───── Listed entries
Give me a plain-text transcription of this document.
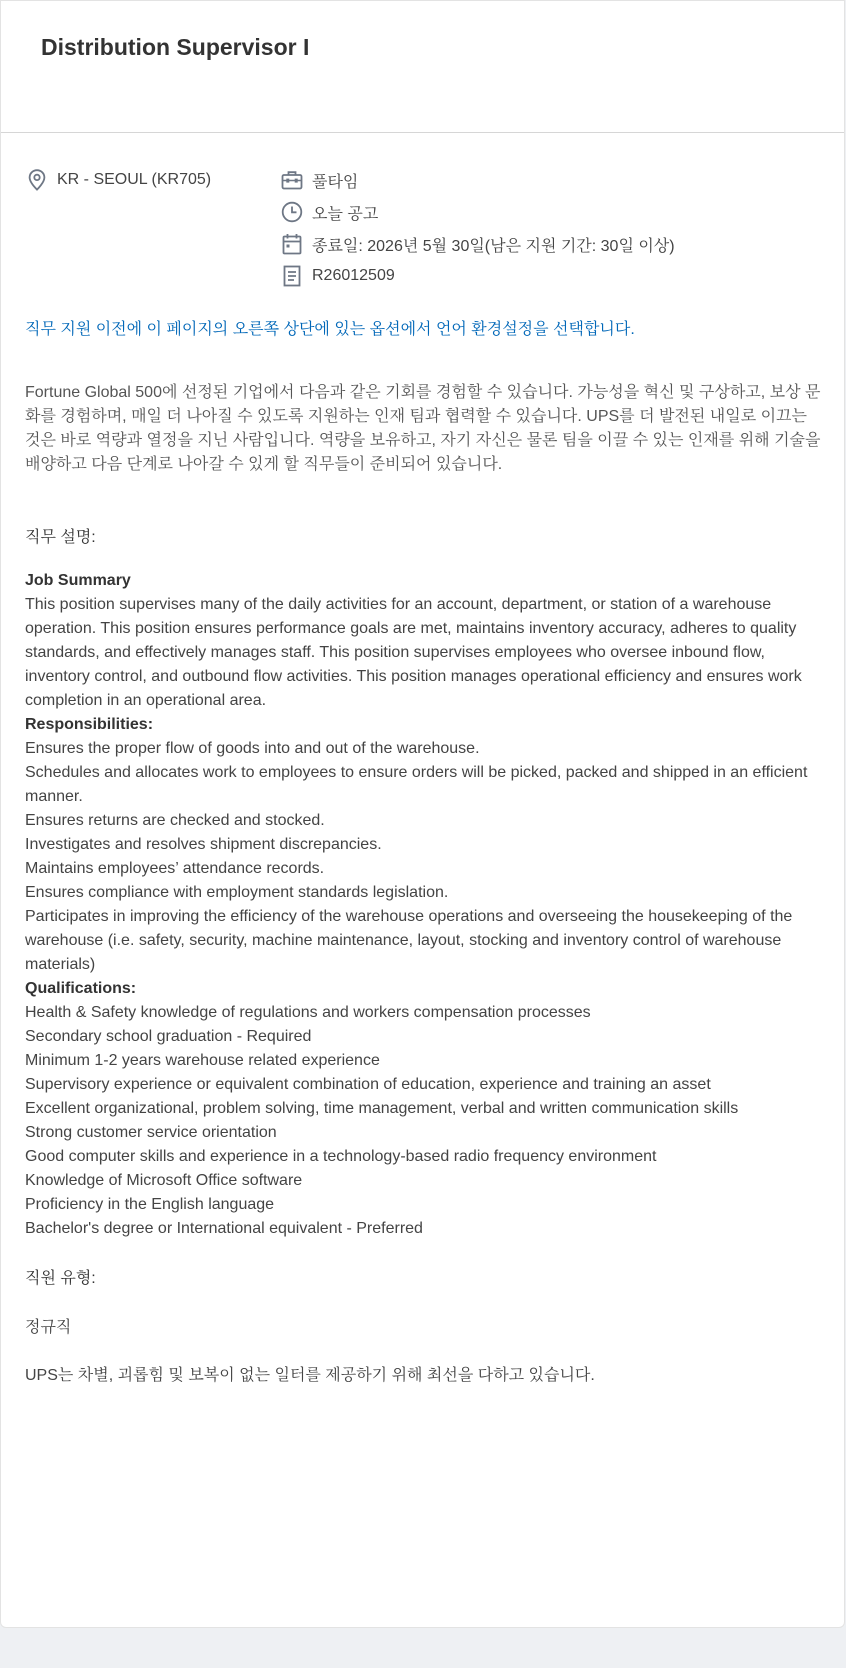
Distribution Supervisor I
KR - SEOUL (KR705)	풀타임
오늘 공고
종료일: 2026년 5월 30일(남은 지원 기간: 30일 이상)
R26012509

직무 지원 이전에 이 페이지의 오른쪽 상단에 있는 옵션에서 언어 환경설정을 선택합니다.

Fortune Global 500에 선정된 기업에서 다음과 같은 기회를 경험할 수 있습니다. 가능성을 혁신 및 구상하고, 보상 문화를 경험하며, 매일 더 나아질 수 있도록 지원하는 인재 팀과 협력할 수 있습니다. UPS를 더 발전된 내일로 이끄는 것은 바로 역량과 열정을 지닌 사람입니다. 역량을 보유하고, 자기 자신은 물론 팀을 이끌 수 있는 인재를 위해 기술을 배양하고 다음 단계로 나아갈 수 있게 할 직무들이 준비되어 있습니다.

직무 설명:

Job Summary

This position supervises many of the daily activities for an account, department, or station of a warehouse operation. This position ensures performance goals are met, maintains inventory accuracy, adheres to quality standards, and effectively manages staff. This position supervises employees who oversee inbound flow, inventory control, and outbound flow activities. This position manages operational efficiency and ensures work completion in an operational area.

Responsibilities:

Ensures the proper flow of goods into and out of the warehouse.

Schedules and allocates work to employees to ensure orders will be picked, packed and shipped in an efficient manner.

Ensures returns are checked and stocked.

Investigates and resolves shipment discrepancies.

Maintains employees’ attendance records.

Ensures compliance with employment standards legislation.

Participates in improving the efficiency of the warehouse operations and overseeing the housekeeping of the warehouse (i.e. safety, security, machine maintenance, layout, stocking and inventory control of warehouse materials)

Qualifications:

Health & Safety knowledge of regulations and workers compensation processes

Secondary school graduation - Required

Minimum 1-2 years warehouse related experience

Supervisory experience or equivalent combination of education, experience and training an asset

Excellent organizational, problem solving, time management, verbal and written communication skills

Strong customer service orientation

Good computer skills and experience in a technology-based radio frequency environment

Knowledge of Microsoft Office software

Proficiency in the English language

Bachelor's degree or International equivalent - Preferred

직원 유형:

정규직

UPS는 차별, 괴롭힘 및 보복이 없는 일터를 제공하기 위해 최선을 다하고 있습니다.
──────────
> _Aim of the task_
Working from the listing above, pick out every line that has "skills" and copy it.

> _Task answer_
Excellent organizational, problem solving, time management, verbal and written communication skills
Good computer skills and experience in a technology-based radio frequency environment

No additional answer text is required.